Below are the records; copy each line in which "Steady" can be found.

══ Task data ══

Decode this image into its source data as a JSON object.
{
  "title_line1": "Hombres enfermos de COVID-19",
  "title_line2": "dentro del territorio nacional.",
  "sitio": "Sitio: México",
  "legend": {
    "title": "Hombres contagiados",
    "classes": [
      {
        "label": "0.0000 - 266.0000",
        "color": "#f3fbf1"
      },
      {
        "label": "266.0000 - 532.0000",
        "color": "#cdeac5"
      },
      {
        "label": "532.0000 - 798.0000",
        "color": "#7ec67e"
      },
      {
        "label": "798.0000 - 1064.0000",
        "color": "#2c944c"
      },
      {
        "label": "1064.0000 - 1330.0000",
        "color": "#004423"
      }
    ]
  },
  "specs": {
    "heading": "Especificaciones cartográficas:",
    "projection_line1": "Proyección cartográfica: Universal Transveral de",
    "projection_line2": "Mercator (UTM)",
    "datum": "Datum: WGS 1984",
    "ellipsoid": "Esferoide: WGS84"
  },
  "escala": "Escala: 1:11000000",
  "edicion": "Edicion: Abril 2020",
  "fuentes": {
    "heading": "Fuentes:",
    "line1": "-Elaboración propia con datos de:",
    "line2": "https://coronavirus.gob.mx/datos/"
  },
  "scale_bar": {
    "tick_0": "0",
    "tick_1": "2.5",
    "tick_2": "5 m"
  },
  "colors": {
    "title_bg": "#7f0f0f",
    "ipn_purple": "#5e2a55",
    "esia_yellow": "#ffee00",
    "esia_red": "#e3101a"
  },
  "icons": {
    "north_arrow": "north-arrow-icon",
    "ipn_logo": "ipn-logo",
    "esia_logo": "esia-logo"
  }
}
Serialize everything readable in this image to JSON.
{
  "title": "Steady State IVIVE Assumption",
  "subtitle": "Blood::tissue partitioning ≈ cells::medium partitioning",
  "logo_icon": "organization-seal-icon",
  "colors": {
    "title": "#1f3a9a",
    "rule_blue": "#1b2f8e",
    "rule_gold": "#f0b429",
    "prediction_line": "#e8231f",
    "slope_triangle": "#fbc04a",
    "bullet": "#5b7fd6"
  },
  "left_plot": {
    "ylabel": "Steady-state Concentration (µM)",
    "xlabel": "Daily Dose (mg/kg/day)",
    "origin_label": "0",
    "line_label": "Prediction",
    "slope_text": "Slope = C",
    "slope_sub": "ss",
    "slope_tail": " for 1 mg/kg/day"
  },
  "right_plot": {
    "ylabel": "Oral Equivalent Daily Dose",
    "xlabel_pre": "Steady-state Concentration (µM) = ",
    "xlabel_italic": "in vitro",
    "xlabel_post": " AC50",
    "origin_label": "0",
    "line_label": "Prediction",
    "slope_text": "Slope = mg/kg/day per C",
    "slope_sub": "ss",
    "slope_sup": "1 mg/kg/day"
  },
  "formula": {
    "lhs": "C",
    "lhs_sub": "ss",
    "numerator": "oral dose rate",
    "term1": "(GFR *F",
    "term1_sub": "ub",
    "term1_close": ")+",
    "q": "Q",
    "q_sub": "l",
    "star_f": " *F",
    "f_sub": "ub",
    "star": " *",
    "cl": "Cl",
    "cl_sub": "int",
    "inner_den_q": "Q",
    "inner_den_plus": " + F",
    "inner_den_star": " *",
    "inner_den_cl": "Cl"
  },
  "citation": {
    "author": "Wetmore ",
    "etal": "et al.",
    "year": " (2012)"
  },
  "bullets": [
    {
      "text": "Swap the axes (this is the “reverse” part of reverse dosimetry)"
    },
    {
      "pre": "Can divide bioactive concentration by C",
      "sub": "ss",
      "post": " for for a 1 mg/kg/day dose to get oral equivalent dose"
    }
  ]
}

═══

◆ Answer section ◆
  "title": "Steady State IVIVE Assumption",
    "ylabel": "Steady-state Concentration (µM)",
    "xlabel_pre": "Steady-state Concentration (µM) = ",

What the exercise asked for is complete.